(Items from a data source)
####
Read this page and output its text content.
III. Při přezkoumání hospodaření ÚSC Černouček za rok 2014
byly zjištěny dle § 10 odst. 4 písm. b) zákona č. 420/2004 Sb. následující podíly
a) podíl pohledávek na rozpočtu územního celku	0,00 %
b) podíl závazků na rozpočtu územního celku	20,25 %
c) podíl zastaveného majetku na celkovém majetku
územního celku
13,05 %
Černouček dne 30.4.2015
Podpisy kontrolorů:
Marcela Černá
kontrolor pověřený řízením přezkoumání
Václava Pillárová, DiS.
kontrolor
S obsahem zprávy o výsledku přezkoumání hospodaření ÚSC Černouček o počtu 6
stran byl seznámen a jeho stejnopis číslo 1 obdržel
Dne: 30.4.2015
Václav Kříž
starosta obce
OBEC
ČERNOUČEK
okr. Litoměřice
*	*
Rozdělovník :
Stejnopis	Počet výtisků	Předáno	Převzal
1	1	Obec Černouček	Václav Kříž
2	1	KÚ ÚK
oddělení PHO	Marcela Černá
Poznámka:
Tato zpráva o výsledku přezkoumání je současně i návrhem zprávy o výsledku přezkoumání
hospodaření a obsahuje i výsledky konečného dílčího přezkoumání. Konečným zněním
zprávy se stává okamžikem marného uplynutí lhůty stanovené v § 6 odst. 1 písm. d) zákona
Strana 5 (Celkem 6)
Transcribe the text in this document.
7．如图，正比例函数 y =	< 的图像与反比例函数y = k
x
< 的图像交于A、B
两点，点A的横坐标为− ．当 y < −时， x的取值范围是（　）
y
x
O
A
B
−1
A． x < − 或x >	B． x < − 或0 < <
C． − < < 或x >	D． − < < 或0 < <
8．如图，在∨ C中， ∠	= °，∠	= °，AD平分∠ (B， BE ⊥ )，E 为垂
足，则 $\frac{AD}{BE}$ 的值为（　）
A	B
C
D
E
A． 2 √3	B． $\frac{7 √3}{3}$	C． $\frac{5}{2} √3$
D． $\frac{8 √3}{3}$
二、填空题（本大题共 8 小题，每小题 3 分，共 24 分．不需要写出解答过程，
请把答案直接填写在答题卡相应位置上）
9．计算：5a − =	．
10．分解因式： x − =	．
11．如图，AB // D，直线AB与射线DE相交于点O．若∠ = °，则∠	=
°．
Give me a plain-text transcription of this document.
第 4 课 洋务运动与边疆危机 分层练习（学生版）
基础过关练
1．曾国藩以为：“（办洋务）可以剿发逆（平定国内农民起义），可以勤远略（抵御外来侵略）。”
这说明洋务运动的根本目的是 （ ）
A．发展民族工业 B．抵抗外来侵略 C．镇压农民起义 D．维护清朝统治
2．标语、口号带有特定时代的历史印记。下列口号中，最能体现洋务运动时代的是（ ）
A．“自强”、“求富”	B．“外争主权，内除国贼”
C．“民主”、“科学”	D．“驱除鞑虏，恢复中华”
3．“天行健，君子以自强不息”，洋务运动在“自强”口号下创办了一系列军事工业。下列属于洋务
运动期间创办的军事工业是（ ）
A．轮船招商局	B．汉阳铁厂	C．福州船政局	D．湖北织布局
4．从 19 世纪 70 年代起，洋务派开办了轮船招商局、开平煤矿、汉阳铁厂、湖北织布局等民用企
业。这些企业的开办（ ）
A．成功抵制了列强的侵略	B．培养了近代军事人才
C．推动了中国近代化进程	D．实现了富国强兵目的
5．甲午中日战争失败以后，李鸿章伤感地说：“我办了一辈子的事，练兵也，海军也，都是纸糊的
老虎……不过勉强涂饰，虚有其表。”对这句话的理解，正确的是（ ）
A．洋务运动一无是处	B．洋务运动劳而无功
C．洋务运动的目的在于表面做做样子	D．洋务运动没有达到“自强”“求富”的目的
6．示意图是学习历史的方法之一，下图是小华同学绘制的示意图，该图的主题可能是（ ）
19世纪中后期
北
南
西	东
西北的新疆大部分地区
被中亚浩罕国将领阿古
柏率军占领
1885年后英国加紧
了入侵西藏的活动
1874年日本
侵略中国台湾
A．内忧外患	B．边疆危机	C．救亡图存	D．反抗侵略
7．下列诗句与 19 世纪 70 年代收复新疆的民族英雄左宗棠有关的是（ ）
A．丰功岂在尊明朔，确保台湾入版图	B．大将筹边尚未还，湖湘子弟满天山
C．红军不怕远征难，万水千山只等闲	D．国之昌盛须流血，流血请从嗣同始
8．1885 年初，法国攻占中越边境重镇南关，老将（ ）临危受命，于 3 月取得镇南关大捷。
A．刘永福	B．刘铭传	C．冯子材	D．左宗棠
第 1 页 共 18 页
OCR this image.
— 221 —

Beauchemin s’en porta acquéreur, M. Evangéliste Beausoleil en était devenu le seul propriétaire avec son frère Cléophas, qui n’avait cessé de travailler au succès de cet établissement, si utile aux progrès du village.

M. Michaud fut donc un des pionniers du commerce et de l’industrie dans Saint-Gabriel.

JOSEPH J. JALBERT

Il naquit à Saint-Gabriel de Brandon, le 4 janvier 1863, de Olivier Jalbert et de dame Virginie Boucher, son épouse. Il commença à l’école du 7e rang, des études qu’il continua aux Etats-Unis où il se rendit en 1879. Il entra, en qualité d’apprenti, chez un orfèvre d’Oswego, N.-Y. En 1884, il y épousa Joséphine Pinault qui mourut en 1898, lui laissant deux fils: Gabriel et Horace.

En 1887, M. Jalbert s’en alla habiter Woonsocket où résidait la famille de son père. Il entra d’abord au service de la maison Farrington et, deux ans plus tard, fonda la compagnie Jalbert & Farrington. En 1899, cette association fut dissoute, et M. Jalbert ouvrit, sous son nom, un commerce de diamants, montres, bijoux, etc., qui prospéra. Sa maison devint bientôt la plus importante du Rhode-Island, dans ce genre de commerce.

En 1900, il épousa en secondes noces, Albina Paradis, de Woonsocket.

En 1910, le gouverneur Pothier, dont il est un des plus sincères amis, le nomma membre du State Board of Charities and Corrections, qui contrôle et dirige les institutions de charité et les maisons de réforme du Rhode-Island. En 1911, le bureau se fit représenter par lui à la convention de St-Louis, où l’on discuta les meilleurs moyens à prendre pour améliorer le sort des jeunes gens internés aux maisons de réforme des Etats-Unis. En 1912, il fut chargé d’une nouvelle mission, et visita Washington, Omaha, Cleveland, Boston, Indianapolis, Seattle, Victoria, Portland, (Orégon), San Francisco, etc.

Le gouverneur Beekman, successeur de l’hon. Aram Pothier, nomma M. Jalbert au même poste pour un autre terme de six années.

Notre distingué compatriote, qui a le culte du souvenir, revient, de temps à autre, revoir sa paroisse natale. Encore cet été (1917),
####
■ EXERCISE INSTRUCTIONS ■
Take the entries above and copy them out exactly.

■ SOLUTION FOR THIS EXERCISE ■
Read this page and output its text content.
III. Při přezkoumání hospodaření ÚSC Černouček za rok 2014
byly zjištěny dle § 10 odst. 4 písm. b) zákona č. 420/2004 Sb. následující podíly
a) podíl pohledávek na rozpočtu územního celku	0,00 %
b) podíl závazků na rozpočtu územního celku	20,25 %
c) podíl zastaveného majetku na celkovém majetku
územního celku
13,05 %
Černouček dne 30.4.2015
Podpisy kontrolorů:
Marcela Černá
kontrolor pověřený řízením přezkoumání
Václava Pillárová, DiS.
kontrolor
S obsahem zprávy o výsledku přezkoumání hospodaření ÚSC Černouček o počtu 6
stran byl seznámen a jeho stejnopis číslo 1 obdržel
Dne: 30.4.2015
Václav Kříž
starosta obce
OBEC
ČERNOUČEK
okr. Litoměřice
*	*
Rozdělovník :
Stejnopis	Počet výtisků	Předáno	Převzal
1	1	Obec Černouček	Václav Kříž
2	1	KÚ ÚK
oddělení PHO	Marcela Černá
Poznámka:
Tato zpráva o výsledku přezkoumání je současně i návrhem zprávy o výsledku přezkoumání
hospodaření a obsahuje i výsledky konečného dílčího přezkoumání. Konečným zněním
zprávy se stává okamžikem marného uplynutí lhůty stanovené v § 6 odst. 1 písm. d) zákona
Strana 5 (Celkem 6)
Transcribe the text in this document.
7．如图，正比例函数 y =	< 的图像与反比例函数y = k
x
< 的图像交于A、B
两点，点A的横坐标为− ．当 y < −时， x的取值范围是（　）
y
x
O
A
B
−1
A． x < − 或x >	B． x < − 或0 < <
C． − < < 或x >	D． − < < 或0 < <
8．如图，在∨ C中， ∠	= °，∠	= °，AD平分∠ (B， BE ⊥ )，E 为垂
足，则 $\frac{AD}{BE}$ 的值为（　）
A	B
C
D
E
A． 2 √3	B． $\frac{7 √3}{3}$	C． $\frac{5}{2} √3$
D． $\frac{8 √3}{3}$
二、填空题（本大题共 8 小题，每小题 3 分，共 24 分．不需要写出解答过程，
请把答案直接填写在答题卡相应位置上）
9．计算：5a − =	．
10．分解因式： x − =	．
11．如图，AB // D，直线AB与射线DE相交于点O．若∠ = °，则∠	=
°．
Give me a plain-text transcription of this document.
第 4 课 洋务运动与边疆危机 分层练习（学生版）
基础过关练
1．曾国藩以为：“（办洋务）可以剿发逆（平定国内农民起义），可以勤远略（抵御外来侵略）。”
这说明洋务运动的根本目的是 （ ）
A．发展民族工业 B．抵抗外来侵略 C．镇压农民起义 D．维护清朝统治
2．标语、口号带有特定时代的历史印记。下列口号中，最能体现洋务运动时代的是（ ）
A．“自强”、“求富”	B．“外争主权，内除国贼”
C．“民主”、“科学”	D．“驱除鞑虏，恢复中华”
3．“天行健，君子以自强不息”，洋务运动在“自强”口号下创办了一系列军事工业。下列属于洋务
运动期间创办的军事工业是（ ）
A．轮船招商局	B．汉阳铁厂	C．福州船政局	D．湖北织布局
4．从 19 世纪 70 年代起，洋务派开办了轮船招商局、开平煤矿、汉阳铁厂、湖北织布局等民用企
业。这些企业的开办（ ）
A．成功抵制了列强的侵略	B．培养了近代军事人才
C．推动了中国近代化进程	D．实现了富国强兵目的
5．甲午中日战争失败以后，李鸿章伤感地说：“我办了一辈子的事，练兵也，海军也，都是纸糊的
老虎……不过勉强涂饰，虚有其表。”对这句话的理解，正确的是（ ）
A．洋务运动一无是处	B．洋务运动劳而无功
C．洋务运动的目的在于表面做做样子	D．洋务运动没有达到“自强”“求富”的目的
6．示意图是学习历史的方法之一，下图是小华同学绘制的示意图，该图的主题可能是（ ）
19世纪中后期
北
南
西	东
西北的新疆大部分地区
被中亚浩罕国将领阿古
柏率军占领
1885年后英国加紧
了入侵西藏的活动
1874年日本
侵略中国台湾
A．内忧外患	B．边疆危机	C．救亡图存	D．反抗侵略
7．下列诗句与 19 世纪 70 年代收复新疆的民族英雄左宗棠有关的是（ ）
A．丰功岂在尊明朔，确保台湾入版图	B．大将筹边尚未还，湖湘子弟满天山
C．红军不怕远征难，万水千山只等闲	D．国之昌盛须流血，流血请从嗣同始
8．1885 年初，法国攻占中越边境重镇南关，老将（ ）临危受命，于 3 月取得镇南关大捷。
A．刘永福	B．刘铭传	C．冯子材	D．左宗棠
第 1 页 共 18 页
OCR this image.
— 221 —

Beauchemin s’en porta acquéreur, M. Evangéliste Beausoleil en était devenu le seul propriétaire avec son frère Cléophas, qui n’avait cessé de travailler au succès de cet établissement, si utile aux progrès du village.

M. Michaud fut donc un des pionniers du commerce et de l’industrie dans Saint-Gabriel.

JOSEPH J. JALBERT

Il naquit à Saint-Gabriel de Brandon, le 4 janvier 1863, de Olivier Jalbert et de dame Virginie Boucher, son épouse. Il commença à l’école du 7e rang, des études qu’il continua aux Etats-Unis où il se rendit en 1879. Il entra, en qualité d’apprenti, chez un orfèvre d’Oswego, N.-Y. En 1884, il y épousa Joséphine Pinault qui mourut en 1898, lui laissant deux fils: Gabriel et Horace.

En 1887, M. Jalbert s’en alla habiter Woonsocket où résidait la famille de son père. Il entra d’abord au service de la maison Farrington et, deux ans plus tard, fonda la compagnie Jalbert & Farrington. En 1899, cette association fut dissoute, et M. Jalbert ouvrit, sous son nom, un commerce de diamants, montres, bijoux, etc., qui prospéra. Sa maison devint bientôt la plus importante du Rhode-Island, dans ce genre de commerce.

En 1900, il épousa en secondes noces, Albina Paradis, de Woonsocket.

En 1910, le gouverneur Pothier, dont il est un des plus sincères amis, le nomma membre du State Board of Charities and Corrections, qui contrôle et dirige les institutions de charité et les maisons de réforme du Rhode-Island. En 1911, le bureau se fit représenter par lui à la convention de St-Louis, où l’on discuta les meilleurs moyens à prendre pour améliorer le sort des jeunes gens internés aux maisons de réforme des Etats-Unis. En 1912, il fut chargé d’une nouvelle mission, et visita Washington, Omaha, Cleveland, Boston, Indianapolis, Seattle, Victoria, Portland, (Orégon), San Francisco, etc.

Le gouverneur Beekman, successeur de l’hon. Aram Pothier, nomma M. Jalbert au même poste pour un autre terme de six années.

Notre distingué compatriote, qui a le culte du souvenir, revient, de temps à autre, revoir sa paroisse natale. Encore cet été (1917),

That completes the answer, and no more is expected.